▶ **INSTRUCTION**
Search the material for the word "this" and copy each line that holds it.

▶ **RECORDS SHOWN**

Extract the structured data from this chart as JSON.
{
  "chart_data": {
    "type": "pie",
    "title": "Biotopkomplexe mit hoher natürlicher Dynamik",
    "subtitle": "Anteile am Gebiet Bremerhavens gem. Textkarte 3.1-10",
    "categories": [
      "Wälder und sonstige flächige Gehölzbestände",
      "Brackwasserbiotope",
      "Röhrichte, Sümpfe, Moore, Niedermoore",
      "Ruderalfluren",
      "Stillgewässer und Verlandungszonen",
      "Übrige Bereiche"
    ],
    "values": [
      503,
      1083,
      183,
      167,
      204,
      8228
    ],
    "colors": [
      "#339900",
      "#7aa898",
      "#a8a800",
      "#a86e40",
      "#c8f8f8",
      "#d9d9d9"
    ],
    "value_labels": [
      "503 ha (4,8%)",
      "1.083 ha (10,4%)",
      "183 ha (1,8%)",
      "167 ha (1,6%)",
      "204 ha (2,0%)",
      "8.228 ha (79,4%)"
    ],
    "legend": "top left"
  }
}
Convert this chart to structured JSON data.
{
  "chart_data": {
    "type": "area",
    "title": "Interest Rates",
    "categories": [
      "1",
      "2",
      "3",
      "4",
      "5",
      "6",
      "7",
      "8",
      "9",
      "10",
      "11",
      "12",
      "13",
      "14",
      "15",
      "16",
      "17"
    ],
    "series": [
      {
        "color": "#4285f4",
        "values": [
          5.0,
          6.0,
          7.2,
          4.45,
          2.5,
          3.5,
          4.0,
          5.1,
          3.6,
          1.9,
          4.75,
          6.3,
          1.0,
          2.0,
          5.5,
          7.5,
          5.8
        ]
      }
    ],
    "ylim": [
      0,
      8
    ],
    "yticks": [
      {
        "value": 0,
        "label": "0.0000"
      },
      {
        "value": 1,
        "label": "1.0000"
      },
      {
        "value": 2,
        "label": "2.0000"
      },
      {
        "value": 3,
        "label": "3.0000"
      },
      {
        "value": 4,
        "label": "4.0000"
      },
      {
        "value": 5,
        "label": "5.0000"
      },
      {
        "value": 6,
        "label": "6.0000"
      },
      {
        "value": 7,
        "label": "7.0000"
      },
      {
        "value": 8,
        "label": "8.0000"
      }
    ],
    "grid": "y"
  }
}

▶ **WRITTEN RESPONSE**
Extract the structured data from this chart as JSON.
Convert this chart to structured JSON data.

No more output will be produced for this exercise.